Problem:
Below is a set of records; print all of them exactly as written.
+-------+
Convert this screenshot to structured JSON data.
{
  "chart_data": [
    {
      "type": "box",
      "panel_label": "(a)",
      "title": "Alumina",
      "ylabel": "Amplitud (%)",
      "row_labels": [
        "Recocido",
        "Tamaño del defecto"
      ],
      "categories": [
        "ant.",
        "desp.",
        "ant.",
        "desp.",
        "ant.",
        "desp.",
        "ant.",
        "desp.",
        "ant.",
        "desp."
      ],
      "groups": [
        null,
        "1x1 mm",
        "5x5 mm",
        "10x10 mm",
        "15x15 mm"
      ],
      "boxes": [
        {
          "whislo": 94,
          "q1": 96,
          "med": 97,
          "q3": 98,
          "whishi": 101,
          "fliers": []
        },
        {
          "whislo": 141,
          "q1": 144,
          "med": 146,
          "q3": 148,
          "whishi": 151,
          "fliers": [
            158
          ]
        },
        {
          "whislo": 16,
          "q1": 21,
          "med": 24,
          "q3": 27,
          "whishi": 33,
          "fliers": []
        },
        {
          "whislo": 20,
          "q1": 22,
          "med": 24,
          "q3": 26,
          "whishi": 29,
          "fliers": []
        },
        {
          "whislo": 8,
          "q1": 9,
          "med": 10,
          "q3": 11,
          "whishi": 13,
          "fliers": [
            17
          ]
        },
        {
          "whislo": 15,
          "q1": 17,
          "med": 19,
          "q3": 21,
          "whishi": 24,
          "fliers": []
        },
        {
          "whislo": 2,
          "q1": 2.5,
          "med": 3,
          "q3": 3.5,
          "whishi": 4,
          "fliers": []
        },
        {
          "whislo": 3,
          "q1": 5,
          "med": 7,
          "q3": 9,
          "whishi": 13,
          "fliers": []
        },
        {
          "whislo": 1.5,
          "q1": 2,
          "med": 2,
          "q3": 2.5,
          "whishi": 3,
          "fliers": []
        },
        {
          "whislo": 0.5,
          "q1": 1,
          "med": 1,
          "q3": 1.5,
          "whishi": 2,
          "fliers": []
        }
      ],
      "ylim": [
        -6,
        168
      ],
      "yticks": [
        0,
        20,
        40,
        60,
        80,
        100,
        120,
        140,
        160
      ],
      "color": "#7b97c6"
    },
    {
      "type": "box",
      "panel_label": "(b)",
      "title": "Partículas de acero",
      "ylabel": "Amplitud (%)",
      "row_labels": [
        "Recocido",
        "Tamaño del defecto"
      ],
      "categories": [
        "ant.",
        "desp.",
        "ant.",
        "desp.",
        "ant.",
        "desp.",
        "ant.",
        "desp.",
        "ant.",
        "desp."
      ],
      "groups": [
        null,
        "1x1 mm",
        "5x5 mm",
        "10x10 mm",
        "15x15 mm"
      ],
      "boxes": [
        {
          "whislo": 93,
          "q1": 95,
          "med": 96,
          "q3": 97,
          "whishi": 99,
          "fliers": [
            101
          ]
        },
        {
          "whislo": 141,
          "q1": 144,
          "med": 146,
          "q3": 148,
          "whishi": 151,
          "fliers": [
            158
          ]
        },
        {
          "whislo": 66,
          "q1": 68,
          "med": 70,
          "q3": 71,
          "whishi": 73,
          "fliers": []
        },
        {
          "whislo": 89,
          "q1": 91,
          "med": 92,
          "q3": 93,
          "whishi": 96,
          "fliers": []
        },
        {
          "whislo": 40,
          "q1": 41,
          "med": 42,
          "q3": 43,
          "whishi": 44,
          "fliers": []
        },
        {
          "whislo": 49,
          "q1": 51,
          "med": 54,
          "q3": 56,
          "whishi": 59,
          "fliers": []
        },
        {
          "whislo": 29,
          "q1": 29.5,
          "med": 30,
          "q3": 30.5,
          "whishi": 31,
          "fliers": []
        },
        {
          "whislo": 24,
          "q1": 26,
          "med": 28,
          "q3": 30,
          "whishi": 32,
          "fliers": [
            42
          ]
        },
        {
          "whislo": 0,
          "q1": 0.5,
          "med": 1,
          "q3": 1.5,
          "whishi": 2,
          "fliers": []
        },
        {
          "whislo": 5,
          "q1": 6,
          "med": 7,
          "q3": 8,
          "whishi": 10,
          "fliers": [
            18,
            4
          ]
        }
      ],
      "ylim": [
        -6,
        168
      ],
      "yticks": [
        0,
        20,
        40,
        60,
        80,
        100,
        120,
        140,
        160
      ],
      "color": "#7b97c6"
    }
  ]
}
+-------+
Expected answer:
Convert this screenshot to structured JSON data.
{
  "chart_data": [
    {
      "type": "box",
      "panel_label": "(a)",
      "title": "Alumina",
      "ylabel": "Amplitud (%)",
      "row_labels": [
        "Recocido",
        "Tamaño del defecto"
      ],
      "categories": [
        "ant.",
        "desp.",
        "ant.",
        "desp.",
        "ant.",
        "desp.",
        "ant.",
        "desp.",
        "ant.",
        "desp."
      ],
      "groups": [
        null,
        "1x1 mm",
        "5x5 mm",
        "10x10 mm",
        "15x15 mm"
      ],
      "boxes": [
        {
          "whislo": 94,
          "q1": 96,
          "med": 97,
          "q3": 98,
          "whishi": 101,
          "fliers": []
        },
        {
          "whislo": 141,
          "q1": 144,
          "med": 146,
          "q3": 148,
          "whishi": 151,
          "fliers": [
            158
          ]
        },
        {
          "whislo": 16,
          "q1": 21,
          "med": 24,
          "q3": 27,
          "whishi": 33,
          "fliers": []
        },
        {
          "whislo": 20,
          "q1": 22,
          "med": 24,
          "q3": 26,
          "whishi": 29,
          "fliers": []
        },
        {
          "whislo": 8,
          "q1": 9,
          "med": 10,
          "q3": 11,
          "whishi": 13,
          "fliers": [
            17
          ]
        },
        {
          "whislo": 15,
          "q1": 17,
          "med": 19,
          "q3": 21,
          "whishi": 24,
          "fliers": []
        },
        {
          "whislo": 2,
          "q1": 2.5,
          "med": 3,
          "q3": 3.5,
          "whishi": 4,
          "fliers": []
        },
        {
          "whislo": 3,
          "q1": 5,
          "med": 7,
          "q3": 9,
          "whishi": 13,
          "fliers": []
        },
        {
          "whislo": 1.5,
          "q1": 2,
          "med": 2,
          "q3": 2.5,
          "whishi": 3,
          "fliers": []
        },
        {
          "whislo": 0.5,
          "q1": 1,
          "med": 1,
          "q3": 1.5,
          "whishi": 2,
          "fliers": []
        }
      ],
      "ylim": [
        -6,
        168
      ],
      "yticks": [
        0,
        20,
        40,
        60,
        80,
        100,
        120,
        140,
        160
      ],
      "color": "#7b97c6"
    },
    {
      "type": "box",
      "panel_label": "(b)",
      "title": "Partículas de acero",
      "ylabel": "Amplitud (%)",
      "row_labels": [
        "Recocido",
        "Tamaño del defecto"
      ],
      "categories": [
        "ant.",
        "desp.",
        "ant.",
        "desp.",
        "ant.",
        "desp.",
        "ant.",
        "desp.",
        "ant.",
        "desp."
      ],
      "groups": [
        null,
        "1x1 mm",
        "5x5 mm",
        "10x10 mm",
        "15x15 mm"
      ],
      "boxes": [
        {
          "whislo": 93,
          "q1": 95,
          "med": 96,
          "q3": 97,
          "whishi": 99,
          "fliers": [
            101
          ]
        },
        {
          "whislo": 141,
          "q1": 144,
          "med": 146,
          "q3": 148,
          "whishi": 151,
          "fliers": [
            158
          ]
        },
        {
          "whislo": 66,
          "q1": 68,
          "med": 70,
          "q3": 71,
          "whishi": 73,
          "fliers": []
        },
        {
          "whislo": 89,
          "q1": 91,
          "med": 92,
          "q3": 93,
          "whishi": 96,
          "fliers": []
        },
        {
          "whislo": 40,
          "q1": 41,
          "med": 42,
          "q3": 43,
          "whishi": 44,
          "fliers": []
        },
        {
          "whislo": 49,
          "q1": 51,
          "med": 54,
          "q3": 56,
          "whishi": 59,
          "fliers": []
        },
        {
          "whislo": 29,
          "q1": 29.5,
          "med": 30,
          "q3": 30.5,
          "whishi": 31,
          "fliers": []
        },
        {
          "whislo": 24,
          "q1": 26,
          "med": 28,
          "q3": 30,
          "whishi": 32,
          "fliers": [
            42
          ]
        },
        {
          "whislo": 0,
          "q1": 0.5,
          "med": 1,
          "q3": 1.5,
          "whishi": 2,
          "fliers": []
        },
        {
          "whislo": 5,
          "q1": 6,
          "med": 7,
          "q3": 8,
          "whishi": 10,
          "fliers": [
            18,
            4
          ]
        }
      ],
      "ylim": [
        -6,
        168
      ],
      "yticks": [
        0,
        20,
        40,
        60,
        80,
        100,
        120,
        140,
        160
      ],
      "color": "#7b97c6"
    }
  ]
}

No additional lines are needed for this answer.